**Problem details**
Where a line in the listing below contains the word "selesai", copy that line.

===============

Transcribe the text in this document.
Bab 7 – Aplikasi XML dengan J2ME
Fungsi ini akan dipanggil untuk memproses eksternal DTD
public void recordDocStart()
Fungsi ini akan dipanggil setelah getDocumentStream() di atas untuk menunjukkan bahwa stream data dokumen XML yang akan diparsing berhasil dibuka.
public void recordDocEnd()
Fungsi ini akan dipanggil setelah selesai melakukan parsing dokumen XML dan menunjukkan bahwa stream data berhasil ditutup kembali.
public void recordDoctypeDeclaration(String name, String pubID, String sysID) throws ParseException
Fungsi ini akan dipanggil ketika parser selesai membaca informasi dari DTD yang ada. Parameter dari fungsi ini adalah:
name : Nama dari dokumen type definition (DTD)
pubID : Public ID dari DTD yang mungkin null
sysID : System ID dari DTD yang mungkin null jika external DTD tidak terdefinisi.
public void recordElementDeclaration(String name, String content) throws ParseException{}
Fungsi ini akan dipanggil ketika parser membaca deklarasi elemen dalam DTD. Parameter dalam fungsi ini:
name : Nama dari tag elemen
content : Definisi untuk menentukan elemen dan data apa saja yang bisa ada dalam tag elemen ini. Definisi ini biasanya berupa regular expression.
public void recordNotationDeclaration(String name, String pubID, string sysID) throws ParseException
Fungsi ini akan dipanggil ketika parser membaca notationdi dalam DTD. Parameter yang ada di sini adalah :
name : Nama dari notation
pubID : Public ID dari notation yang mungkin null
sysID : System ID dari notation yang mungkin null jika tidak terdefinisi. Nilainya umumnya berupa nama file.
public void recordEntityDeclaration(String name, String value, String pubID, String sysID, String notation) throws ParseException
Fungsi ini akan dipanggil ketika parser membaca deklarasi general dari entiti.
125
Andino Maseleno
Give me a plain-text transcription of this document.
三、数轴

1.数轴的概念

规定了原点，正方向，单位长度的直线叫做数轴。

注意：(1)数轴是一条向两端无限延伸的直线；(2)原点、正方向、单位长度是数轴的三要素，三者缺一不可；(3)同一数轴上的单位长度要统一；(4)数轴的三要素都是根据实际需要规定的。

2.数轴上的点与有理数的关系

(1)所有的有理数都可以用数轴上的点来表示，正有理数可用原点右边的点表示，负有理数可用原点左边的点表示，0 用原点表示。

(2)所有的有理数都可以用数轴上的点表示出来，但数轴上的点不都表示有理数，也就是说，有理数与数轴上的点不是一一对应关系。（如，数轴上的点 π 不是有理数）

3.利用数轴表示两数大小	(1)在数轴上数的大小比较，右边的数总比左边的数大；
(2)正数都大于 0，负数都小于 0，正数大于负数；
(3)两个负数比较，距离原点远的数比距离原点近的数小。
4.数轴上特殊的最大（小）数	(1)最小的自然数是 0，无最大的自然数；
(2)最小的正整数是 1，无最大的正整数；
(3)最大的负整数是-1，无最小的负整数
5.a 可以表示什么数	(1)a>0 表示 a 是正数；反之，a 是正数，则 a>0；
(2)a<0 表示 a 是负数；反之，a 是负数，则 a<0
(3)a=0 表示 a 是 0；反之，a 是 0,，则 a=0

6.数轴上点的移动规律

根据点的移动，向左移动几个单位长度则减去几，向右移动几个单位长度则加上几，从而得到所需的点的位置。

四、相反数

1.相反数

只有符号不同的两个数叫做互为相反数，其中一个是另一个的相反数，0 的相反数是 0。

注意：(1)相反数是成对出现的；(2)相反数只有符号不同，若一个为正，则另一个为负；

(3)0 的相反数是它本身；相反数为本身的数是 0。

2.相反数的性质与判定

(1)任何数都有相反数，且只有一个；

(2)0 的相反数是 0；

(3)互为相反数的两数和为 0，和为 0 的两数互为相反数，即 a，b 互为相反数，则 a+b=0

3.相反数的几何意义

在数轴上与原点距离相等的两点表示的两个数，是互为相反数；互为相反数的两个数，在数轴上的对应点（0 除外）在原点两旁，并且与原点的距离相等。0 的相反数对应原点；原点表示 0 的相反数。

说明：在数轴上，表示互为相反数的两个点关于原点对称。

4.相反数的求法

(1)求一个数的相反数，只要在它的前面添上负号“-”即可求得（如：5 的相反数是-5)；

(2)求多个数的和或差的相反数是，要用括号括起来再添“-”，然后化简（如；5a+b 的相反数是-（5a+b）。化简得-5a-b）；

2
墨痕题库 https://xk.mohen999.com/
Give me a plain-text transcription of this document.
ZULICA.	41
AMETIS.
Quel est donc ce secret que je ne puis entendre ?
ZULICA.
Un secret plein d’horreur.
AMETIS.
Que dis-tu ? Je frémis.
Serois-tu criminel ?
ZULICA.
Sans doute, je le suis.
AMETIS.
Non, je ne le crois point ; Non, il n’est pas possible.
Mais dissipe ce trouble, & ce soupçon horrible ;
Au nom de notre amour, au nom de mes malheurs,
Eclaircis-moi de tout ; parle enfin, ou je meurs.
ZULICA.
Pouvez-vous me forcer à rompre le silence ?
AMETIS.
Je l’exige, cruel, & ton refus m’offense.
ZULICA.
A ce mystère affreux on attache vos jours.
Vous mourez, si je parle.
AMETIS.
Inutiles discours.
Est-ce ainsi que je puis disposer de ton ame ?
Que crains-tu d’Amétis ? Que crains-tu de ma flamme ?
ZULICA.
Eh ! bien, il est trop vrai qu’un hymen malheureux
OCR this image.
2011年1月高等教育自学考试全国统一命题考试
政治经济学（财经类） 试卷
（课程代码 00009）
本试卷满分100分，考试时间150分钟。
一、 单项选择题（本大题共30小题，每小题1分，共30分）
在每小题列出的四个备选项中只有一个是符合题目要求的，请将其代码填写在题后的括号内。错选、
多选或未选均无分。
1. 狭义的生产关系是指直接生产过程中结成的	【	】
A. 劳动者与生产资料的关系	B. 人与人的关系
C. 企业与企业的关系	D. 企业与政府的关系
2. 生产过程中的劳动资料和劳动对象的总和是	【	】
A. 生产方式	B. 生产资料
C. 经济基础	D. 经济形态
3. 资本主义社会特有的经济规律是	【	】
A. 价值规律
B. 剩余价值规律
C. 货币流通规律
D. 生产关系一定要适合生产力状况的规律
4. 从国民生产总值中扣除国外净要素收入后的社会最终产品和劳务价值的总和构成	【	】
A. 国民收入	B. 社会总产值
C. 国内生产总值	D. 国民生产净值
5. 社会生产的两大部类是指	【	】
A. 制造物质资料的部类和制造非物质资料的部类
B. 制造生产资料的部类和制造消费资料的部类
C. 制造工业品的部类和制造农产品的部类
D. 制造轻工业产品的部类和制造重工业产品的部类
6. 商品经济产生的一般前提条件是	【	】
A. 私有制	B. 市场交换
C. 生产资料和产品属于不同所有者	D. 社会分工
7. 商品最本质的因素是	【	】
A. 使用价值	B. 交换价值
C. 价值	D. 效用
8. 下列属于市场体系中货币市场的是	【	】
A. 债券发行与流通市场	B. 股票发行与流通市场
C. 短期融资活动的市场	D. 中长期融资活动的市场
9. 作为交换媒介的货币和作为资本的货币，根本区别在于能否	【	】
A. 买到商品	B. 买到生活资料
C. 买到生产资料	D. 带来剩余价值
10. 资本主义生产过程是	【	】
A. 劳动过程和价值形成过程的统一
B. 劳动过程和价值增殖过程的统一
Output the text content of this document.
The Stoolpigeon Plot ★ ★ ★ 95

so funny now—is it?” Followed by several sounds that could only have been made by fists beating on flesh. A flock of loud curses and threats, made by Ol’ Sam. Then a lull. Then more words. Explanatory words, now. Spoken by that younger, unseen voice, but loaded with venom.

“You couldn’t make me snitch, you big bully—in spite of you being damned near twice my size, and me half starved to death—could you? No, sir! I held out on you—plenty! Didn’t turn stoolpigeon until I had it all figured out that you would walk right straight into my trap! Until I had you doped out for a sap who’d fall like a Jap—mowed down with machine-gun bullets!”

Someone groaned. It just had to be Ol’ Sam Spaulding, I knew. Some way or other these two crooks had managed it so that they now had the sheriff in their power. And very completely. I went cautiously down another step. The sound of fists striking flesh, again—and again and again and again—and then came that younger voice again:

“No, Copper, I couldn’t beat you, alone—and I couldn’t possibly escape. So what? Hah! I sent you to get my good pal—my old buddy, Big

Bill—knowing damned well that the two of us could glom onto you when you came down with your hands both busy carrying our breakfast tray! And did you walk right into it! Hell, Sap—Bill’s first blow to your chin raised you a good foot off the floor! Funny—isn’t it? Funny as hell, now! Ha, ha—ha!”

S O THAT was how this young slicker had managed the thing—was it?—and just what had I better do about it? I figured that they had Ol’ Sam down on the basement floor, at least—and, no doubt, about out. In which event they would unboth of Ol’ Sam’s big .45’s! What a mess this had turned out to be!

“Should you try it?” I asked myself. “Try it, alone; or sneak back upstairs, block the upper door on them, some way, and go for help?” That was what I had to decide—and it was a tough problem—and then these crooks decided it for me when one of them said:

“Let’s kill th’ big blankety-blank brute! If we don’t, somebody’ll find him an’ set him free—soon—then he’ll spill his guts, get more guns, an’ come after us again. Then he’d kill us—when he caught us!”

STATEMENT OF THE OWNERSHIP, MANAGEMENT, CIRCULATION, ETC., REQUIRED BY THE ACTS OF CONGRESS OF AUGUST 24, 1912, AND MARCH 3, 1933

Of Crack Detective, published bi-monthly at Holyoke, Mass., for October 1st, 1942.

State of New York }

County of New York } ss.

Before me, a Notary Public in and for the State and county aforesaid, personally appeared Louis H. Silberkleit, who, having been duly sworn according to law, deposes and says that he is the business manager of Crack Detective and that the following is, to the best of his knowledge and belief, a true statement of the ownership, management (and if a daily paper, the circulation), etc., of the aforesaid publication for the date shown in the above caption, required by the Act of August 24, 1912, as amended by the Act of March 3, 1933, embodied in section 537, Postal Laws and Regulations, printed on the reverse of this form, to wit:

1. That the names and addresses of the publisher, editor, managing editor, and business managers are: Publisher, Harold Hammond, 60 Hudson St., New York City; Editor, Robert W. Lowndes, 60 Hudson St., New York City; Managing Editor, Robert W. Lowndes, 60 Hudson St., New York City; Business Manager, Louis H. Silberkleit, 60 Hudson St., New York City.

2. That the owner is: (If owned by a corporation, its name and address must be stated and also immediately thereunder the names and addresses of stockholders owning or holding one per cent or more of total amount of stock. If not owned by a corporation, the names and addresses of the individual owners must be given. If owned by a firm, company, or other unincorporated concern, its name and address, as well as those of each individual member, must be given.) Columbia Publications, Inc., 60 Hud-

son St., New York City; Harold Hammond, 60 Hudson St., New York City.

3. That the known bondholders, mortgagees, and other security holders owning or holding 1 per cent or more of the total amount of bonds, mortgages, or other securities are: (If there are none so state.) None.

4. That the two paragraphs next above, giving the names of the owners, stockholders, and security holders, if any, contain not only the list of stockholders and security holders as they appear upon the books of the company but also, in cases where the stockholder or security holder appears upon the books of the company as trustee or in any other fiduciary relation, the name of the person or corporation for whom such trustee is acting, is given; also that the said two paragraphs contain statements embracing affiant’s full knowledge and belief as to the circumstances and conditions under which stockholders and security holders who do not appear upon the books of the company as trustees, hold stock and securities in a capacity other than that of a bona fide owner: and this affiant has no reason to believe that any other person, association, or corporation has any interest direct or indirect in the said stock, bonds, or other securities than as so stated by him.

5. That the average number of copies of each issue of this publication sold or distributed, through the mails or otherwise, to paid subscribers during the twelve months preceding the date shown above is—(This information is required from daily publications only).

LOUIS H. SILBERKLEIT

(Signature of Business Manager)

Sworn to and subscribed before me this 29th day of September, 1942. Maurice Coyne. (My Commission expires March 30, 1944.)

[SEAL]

===============

**Response to this task**
Fungsi ini akan dipanggil setelah selesai melakukan parsing dokumen XML dan menunjukkan bahwa stream data berhasil ditutup kembali.
Fungsi ini akan dipanggil ketika parser selesai membaca informasi dari DTD yang ada. Parameter dari fungsi ini adalah:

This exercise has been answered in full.